--- Start Exercise material ---

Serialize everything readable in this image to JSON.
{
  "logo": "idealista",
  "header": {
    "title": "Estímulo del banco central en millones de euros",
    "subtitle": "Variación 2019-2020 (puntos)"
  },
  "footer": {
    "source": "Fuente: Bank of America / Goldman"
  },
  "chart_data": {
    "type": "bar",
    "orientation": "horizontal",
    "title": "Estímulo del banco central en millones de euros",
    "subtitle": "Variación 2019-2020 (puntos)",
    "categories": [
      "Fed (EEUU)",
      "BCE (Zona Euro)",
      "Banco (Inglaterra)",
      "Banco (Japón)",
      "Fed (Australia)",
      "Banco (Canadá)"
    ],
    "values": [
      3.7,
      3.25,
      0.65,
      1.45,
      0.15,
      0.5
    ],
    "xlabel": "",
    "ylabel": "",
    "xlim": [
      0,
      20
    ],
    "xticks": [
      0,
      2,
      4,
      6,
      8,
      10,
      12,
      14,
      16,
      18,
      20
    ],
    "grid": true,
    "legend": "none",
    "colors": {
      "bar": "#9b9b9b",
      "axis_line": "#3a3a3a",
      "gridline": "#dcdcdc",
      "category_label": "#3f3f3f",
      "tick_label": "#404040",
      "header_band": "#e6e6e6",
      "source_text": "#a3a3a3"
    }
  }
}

--- End Exercise material ---

§ The task
Write out the entries above once more, without altering anything.

§ The answer
Serialize everything readable in this image to JSON.
{
  "logo": "idealista",
  "header": {
    "title": "Estímulo del banco central en millones de euros",
    "subtitle": "Variación 2019-2020 (puntos)"
  },
  "footer": {
    "source": "Fuente: Bank of America / Goldman"
  },
  "chart_data": {
    "type": "bar",
    "orientation": "horizontal",
    "title": "Estímulo del banco central en millones de euros",
    "subtitle": "Variación 2019-2020 (puntos)",
    "categories": [
      "Fed (EEUU)",
      "BCE (Zona Euro)",
      "Banco (Inglaterra)",
      "Banco (Japón)",
      "Fed (Australia)",
      "Banco (Canadá)"
    ],
    "values": [
      3.7,
      3.25,
      0.65,
      1.45,
      0.15,
      0.5
    ],
    "xlabel": "",
    "ylabel": "",
    "xlim": [
      0,
      20
    ],
    "xticks": [
      0,
      2,
      4,
      6,
      8,
      10,
      12,
      14,
      16,
      18,
      20
    ],
    "grid": true,
    "legend": "none",
    "colors": {
      "bar": "#9b9b9b",
      "axis_line": "#3a3a3a",
      "gridline": "#dcdcdc",
      "category_label": "#3f3f3f",
      "tick_label": "#404040",
      "header_band": "#e6e6e6",
      "source_text": "#a3a3a3"
    }
  }
}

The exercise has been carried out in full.